§ Brano scelto
###
Giorgio Fruscione

Rotta Balcanica, per evitare il dramma servono corridoi umanitari

di Anna Spena

Sono circa 20mila i profughi bloccati al confine settentrionale del fiume Evros, tra la Grecia e la Turchia. La situazione è sempre più drammatica. I migranti cercheranno di passare il confine con qualunque mezzo, mettendo a repentaglio la loro stessa vita. «La Rotta Balcanica», spiega Giorgio Fruscione, ricercatore dell'Istituto per gli studi di politica internazionale che ha vissuto diversi anni nei Balcani, «ricomincerà ad essere percorsa in massa e sarà ancora peggio di come la conosciamo oggi»

La prima Rotta Balcanica inizia nel 2015. Allora furono oltre 800mila i migranti, soprattutto siriani in fuga dalla guerra, che provarono a percorrerla. E così dopo aver percorso alcuni tra i paesi dei Balcani in molti arrivarono finalmente in Germania per chiedere l’asilo politico. Ma per l’Europa erano “troppi”. Così pochi mesi dopo, nel 2016, Bruxelles sigla un accordo con e Ankara per limitarne l’arrivo. Un accordo che prevedeva che l’Europa pagasse alla Turchia 6 miliardi di euro in tre anni per gestire la “pressione migratoria”. Ma quei soldi sono finiti. In Turchia ci sono 3,6 milioni di profughi. E dopo l’ultima offensiva del presidente siriano Assad, con l’alleato Russo Putin, nella regione di Idlib, in Siria, circa un milione e 300mila profughistanno provando a raggiungere i confini turchi. La situazione diventa sempre più drammatica, ne abbiamo parlato in questo articolo. Perché da un lato le persone vogliono lasciare il nordovest della Siria, dall’altro i profughi già presenti in Turchia si stanno ammassando ai confini con la Grecia per provare a superarli. Giorgio Fruscione, ricercatore Ispi, istituto per gli studi di politica internazionale, che prima di entrare in ISPI, ha vissuto per anni nei Balcani, e dal 2010 è vicedirettore e corrispondente delle notizie dai Balcani per l'East Journal, spiega: «Dal 2015 in poi, l’Unione Europea ha reagito all’ondata migratoria con il principio di esternalizzazione, delegando attraverso fondi e sostegno logistico ai paesi del vicinato balcanico la gestione dei profughi. Ed è lo stesso principio con cui, quasi 4 anni fa, venne concepito l’accordo con la Turchia: Ankara si sarebbe fatta carico dei profughi siriani spediti indietro dalle isole greche e in cambio l’UE forniva assistenza e fondi». Che succederà?

Che succede se riapre la rotta Balcanica?
La Rotta Balcanica in realtà non è mai stata chiusa. L’accordo che ha nel 2016 Ankara ha firmato con l’Europa è servito a bloccare l’arrivo di nuovi profughi. Chi si era già messo in viaggio è rimasto bloccato tra la Grecia e la Croazia. E ha quindi cercato una strada per raggiungere l’Europa. Anche in questi ultimi anni quindi la Rotta Balcanica, anche se informalmente, è continuata. Oggi la misura di contenere i migranti al confine greco-turco, così come il ricatto di Erdogan, è una strategia temporale sia da un lato che dall’altro. Non è infatti sostenibile che l’Unione Europea tenga bloccate le persone sul confine.
###
§ Compiti da svolgere
a – Quali cifre relative a numeri di persone compaiono nell'articolo sulla Rotta Balcanica? Indicale tutte, ciascuna con ciò a cui si riferisce.
b – Secondo l'articolo sulla Rotta Balcanica, quanto doveva pagare l'Europa alla Turchia in base all'accordo del 2016?
c – Prosegui l'articolo sulla Rotta Balcanica a partire dal punto in cui si interrompe.

§ Estratto dei dati
###
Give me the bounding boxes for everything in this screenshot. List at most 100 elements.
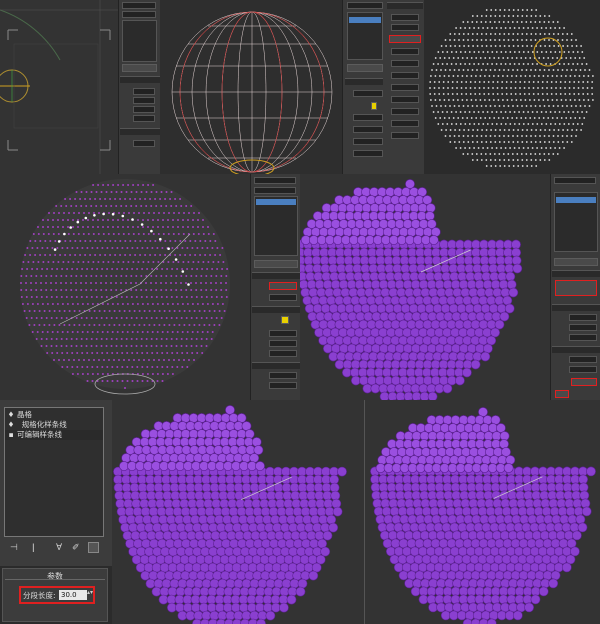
###
§ Soluzioni dell'esercizio
a –
- Circa 20mila: i profughi bloccati al confine settentrionale del fiume Evros, tra la Grecia e la Turchia.
- Oltre 800mila: i migranti che nel 2015 provarono a percorrere la prima Rotta Balcanica.
- 3,6 milioni: i profughi presenti in Turchia.
- Circa un milione e 300mila: i profughi che stanno provando a raggiungere i confini turchi dopo l'offensiva nella regione di Idlib.

b – 6 miliardi di euro in tre anni.

c –
Quanti sono i profughi al confine?
Circa 20mila adesso. In questa situazione di stallo a perdere sono sempre i migranti. E nonostante il numero dei profughi che oggi bussano alle porte d’Europa sia, per ora, di gran lunga inferiore a quello di cinque anni fa, quello che è certo è che, in un modo o nell’altro, queste persone si ritroveranno prima o poi in uno dei paesi dei Balcani occidentali. Ma intanto adesso chi è bloccato al confine passa il tempo nella terra di nessuno.

Quali previsioni si possono fare?
La soluzione a breve termine non va a favore della risoluzione umanitaria del contesto migratorio. Quello che io posso dire è che queste persone aumenteranno fino a un punto in in cui o la Grecia ristabilisce le norme di diritto internazionale e consente alle persone di fare domanda di asilo nel Paese, possibilità che adesso gli è stata negata, o le persone troveranno un altro modo. E sicuramente passeranno oltre.

In caso contrario?
Come dicevo l’obiettivo non rimanere in Grecia. Quindi che inizieranno a percorrere la rotta balcanica in massa. Non poche migliaia alla volta, sarà davvero un flusso consistente. Finiranno in Bosnia (ne abbiamo parlato in questi reportage:Rotta Balcanica, attraversare i confini è un game disperatoRotta Balcanica, migranti trattati come gli animali). Ma le capacità dei centri di accoglienza bosniaci sono del tutto inadeguate. Lo stallo in Bosnia è la condizione peggiore per i migranti. E le persone che percorreranno la Rotta, una volta arrivate lì, saranno costrette ad affidarsi ai trafficanti di uomini senza scrupoli per superare il confine. La Rotta Balcanica diventerà ancora più pericolosa di come la conosciamo oggi. E ci saranno sempre più violenza e oppressione da parte della polizia croata.

E se continua lo stallo?
Più la gente si accumula al confine con la Grecia più troverà un modo, qualunque modo, per superare quel confine. Modi che mettono a repentaglio la loro stessa vita. Per arrivare poi in un altro paese in una condizione di totale illegalità.

Cosa invece si dovrebbe fare?
I corridoi umanitari e la ridistribuzione dei profughi sono l’unica soluzione possibile e allo stesso tempo pratiche completamente escluse. Una delle pratiche che stanno cercando di mettere in atto gli stati è quella del “rimpatrio volontario”. Rimpatri negli stessi paesi da cui le persone sono fuggite.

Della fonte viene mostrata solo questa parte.